Short problem: Print all records exactly, leaving nothing out.

------ Items ------

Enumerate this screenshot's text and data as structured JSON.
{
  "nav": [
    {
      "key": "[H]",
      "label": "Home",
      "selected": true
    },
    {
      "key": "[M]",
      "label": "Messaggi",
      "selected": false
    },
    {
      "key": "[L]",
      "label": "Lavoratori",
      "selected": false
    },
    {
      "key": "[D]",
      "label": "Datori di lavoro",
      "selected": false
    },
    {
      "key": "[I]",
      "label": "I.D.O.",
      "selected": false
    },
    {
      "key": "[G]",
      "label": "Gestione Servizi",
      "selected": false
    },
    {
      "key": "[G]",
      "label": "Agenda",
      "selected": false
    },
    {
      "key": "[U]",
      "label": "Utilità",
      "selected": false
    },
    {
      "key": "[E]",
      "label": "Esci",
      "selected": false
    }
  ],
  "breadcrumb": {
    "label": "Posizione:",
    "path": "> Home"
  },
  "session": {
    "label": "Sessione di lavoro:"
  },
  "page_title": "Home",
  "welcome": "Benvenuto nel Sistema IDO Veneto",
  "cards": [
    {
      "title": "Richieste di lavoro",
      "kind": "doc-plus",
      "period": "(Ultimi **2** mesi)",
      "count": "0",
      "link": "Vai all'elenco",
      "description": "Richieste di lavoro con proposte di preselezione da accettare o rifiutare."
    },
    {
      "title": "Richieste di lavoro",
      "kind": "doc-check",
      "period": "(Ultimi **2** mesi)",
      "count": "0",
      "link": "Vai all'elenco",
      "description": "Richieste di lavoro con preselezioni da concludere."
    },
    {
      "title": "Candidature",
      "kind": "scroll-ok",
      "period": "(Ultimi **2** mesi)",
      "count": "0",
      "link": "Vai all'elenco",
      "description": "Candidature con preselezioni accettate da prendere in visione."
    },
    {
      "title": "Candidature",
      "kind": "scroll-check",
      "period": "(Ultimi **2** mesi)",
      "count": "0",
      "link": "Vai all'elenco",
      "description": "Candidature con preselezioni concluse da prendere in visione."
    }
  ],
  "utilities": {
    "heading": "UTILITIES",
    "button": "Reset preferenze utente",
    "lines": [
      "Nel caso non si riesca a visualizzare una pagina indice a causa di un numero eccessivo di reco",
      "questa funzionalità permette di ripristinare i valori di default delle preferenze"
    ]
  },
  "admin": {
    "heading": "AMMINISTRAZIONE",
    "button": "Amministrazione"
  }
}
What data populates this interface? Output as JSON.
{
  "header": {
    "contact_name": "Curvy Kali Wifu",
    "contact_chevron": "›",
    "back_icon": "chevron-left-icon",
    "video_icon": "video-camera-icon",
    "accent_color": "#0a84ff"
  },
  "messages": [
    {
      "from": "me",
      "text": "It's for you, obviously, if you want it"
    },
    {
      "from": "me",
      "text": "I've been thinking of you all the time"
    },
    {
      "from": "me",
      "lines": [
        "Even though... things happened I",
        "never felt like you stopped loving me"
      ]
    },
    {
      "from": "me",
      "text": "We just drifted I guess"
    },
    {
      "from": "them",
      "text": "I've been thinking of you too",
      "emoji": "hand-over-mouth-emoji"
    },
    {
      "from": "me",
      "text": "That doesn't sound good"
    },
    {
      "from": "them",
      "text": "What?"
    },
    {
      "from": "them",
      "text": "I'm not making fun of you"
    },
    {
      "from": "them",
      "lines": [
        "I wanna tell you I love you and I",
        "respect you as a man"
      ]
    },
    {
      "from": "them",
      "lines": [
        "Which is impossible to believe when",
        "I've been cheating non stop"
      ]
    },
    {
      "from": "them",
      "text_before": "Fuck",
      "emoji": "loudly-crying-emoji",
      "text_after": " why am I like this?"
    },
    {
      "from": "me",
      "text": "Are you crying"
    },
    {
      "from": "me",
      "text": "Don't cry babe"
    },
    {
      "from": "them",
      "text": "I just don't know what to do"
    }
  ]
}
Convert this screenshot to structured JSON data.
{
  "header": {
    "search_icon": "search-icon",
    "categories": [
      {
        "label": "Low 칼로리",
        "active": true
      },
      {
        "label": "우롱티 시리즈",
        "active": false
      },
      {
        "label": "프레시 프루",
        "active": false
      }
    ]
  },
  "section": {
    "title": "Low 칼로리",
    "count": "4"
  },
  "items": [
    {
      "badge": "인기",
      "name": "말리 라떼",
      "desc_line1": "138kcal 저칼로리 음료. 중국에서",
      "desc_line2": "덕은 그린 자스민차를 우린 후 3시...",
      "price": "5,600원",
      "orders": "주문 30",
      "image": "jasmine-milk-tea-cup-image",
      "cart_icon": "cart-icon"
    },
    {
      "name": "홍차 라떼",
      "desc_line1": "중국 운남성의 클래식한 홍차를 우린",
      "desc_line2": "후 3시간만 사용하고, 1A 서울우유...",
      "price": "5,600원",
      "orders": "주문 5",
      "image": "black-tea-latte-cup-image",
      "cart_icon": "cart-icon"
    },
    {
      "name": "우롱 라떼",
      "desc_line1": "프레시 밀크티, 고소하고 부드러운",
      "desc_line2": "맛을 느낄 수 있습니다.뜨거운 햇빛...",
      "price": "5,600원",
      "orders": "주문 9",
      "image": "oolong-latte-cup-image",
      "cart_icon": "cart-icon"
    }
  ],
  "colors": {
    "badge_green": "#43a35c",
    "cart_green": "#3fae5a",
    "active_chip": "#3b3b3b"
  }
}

------

Output below:
Enumerate this screenshot's text and data as structured JSON.
{
  "nav": [
    {
      "key": "[H]",
      "label": "Home",
      "selected": true
    },
    {
      "key": "[M]",
      "label": "Messaggi",
      "selected": false
    },
    {
      "key": "[L]",
      "label": "Lavoratori",
      "selected": false
    },
    {
      "key": "[D]",
      "label": "Datori di lavoro",
      "selected": false
    },
    {
      "key": "[I]",
      "label": "I.D.O.",
      "selected": false
    },
    {
      "key": "[G]",
      "label": "Gestione Servizi",
      "selected": false
    },
    {
      "key": "[G]",
      "label": "Agenda",
      "selected": false
    },
    {
      "key": "[U]",
      "label": "Utilità",
      "selected": false
    },
    {
      "key": "[E]",
      "label": "Esci",
      "selected": false
    }
  ],
  "breadcrumb": {
    "label": "Posizione:",
    "path": "> Home"
  },
  "session": {
    "label": "Sessione di lavoro:"
  },
  "page_title": "Home",
  "welcome": "Benvenuto nel Sistema IDO Veneto",
  "cards": [
    {
      "title": "Richieste di lavoro",
      "kind": "doc-plus",
      "period": "(Ultimi **2** mesi)",
      "count": "0",
      "link": "Vai all'elenco",
      "description": "Richieste di lavoro con proposte di preselezione da accettare o rifiutare."
    },
    {
      "title": "Richieste di lavoro",
      "kind": "doc-check",
      "period": "(Ultimi **2** mesi)",
      "count": "0",
      "link": "Vai all'elenco",
      "description": "Richieste di lavoro con preselezioni da concludere."
    },
    {
      "title": "Candidature",
      "kind": "scroll-ok",
      "period": "(Ultimi **2** mesi)",
      "count": "0",
      "link": "Vai all'elenco",
      "description": "Candidature con preselezioni accettate da prendere in visione."
    },
    {
      "title": "Candidature",
      "kind": "scroll-check",
      "period": "(Ultimi **2** mesi)",
      "count": "0",
      "link": "Vai all'elenco",
      "description": "Candidature con preselezioni concluse da prendere in visione."
    }
  ],
  "utilities": {
    "heading": "UTILITIES",
    "button": "Reset preferenze utente",
    "lines": [
      "Nel caso non si riesca a visualizzare una pagina indice a causa di un numero eccessivo di reco",
      "questa funzionalità permette di ripristinare i valori di default delle preferenze"
    ]
  },
  "admin": {
    "heading": "AMMINISTRAZIONE",
    "button": "Amministrazione"
  }
}
What data populates this interface? Output as JSON.
{
  "header": {
    "contact_name": "Curvy Kali Wifu",
    "contact_chevron": "›",
    "back_icon": "chevron-left-icon",
    "video_icon": "video-camera-icon",
    "accent_color": "#0a84ff"
  },
  "messages": [
    {
      "from": "me",
      "text": "It's for you, obviously, if you want it"
    },
    {
      "from": "me",
      "text": "I've been thinking of you all the time"
    },
    {
      "from": "me",
      "lines": [
        "Even though... things happened I",
        "never felt like you stopped loving me"
      ]
    },
    {
      "from": "me",
      "text": "We just drifted I guess"
    },
    {
      "from": "them",
      "text": "I've been thinking of you too",
      "emoji": "hand-over-mouth-emoji"
    },
    {
      "from": "me",
      "text": "That doesn't sound good"
    },
    {
      "from": "them",
      "text": "What?"
    },
    {
      "from": "them",
      "text": "I'm not making fun of you"
    },
    {
      "from": "them",
      "lines": [
        "I wanna tell you I love you and I",
        "respect you as a man"
      ]
    },
    {
      "from": "them",
      "lines": [
        "Which is impossible to believe when",
        "I've been cheating non stop"
      ]
    },
    {
      "from": "them",
      "text_before": "Fuck",
      "emoji": "loudly-crying-emoji",
      "text_after": " why am I like this?"
    },
    {
      "from": "me",
      "text": "Are you crying"
    },
    {
      "from": "me",
      "text": "Don't cry babe"
    },
    {
      "from": "them",
      "text": "I just don't know what to do"
    }
  ]
}
Convert this screenshot to structured JSON data.
{
  "header": {
    "search_icon": "search-icon",
    "categories": [
      {
        "label": "Low 칼로리",
        "active": true
      },
      {
        "label": "우롱티 시리즈",
        "active": false
      },
      {
        "label": "프레시 프루",
        "active": false
      }
    ]
  },
  "section": {
    "title": "Low 칼로리",
    "count": "4"
  },
  "items": [
    {
      "badge": "인기",
      "name": "말리 라떼",
      "desc_line1": "138kcal 저칼로리 음료. 중국에서",
      "desc_line2": "덕은 그린 자스민차를 우린 후 3시...",
      "price": "5,600원",
      "orders": "주문 30",
      "image": "jasmine-milk-tea-cup-image",
      "cart_icon": "cart-icon"
    },
    {
      "name": "홍차 라떼",
      "desc_line1": "중국 운남성의 클래식한 홍차를 우린",
      "desc_line2": "후 3시간만 사용하고, 1A 서울우유...",
      "price": "5,600원",
      "orders": "주문 5",
      "image": "black-tea-latte-cup-image",
      "cart_icon": "cart-icon"
    },
    {
      "name": "우롱 라떼",
      "desc_line1": "프레시 밀크티, 고소하고 부드러운",
      "desc_line2": "맛을 느낄 수 있습니다.뜨거운 햇빛...",
      "price": "5,600원",
      "orders": "주문 9",
      "image": "oolong-latte-cup-image",
      "cart_icon": "cart-icon"
    }
  ],
  "colors": {
    "badge_green": "#43a35c",
    "cart_green": "#3fae5a",
    "active_chip": "#3b3b3b"
  }
}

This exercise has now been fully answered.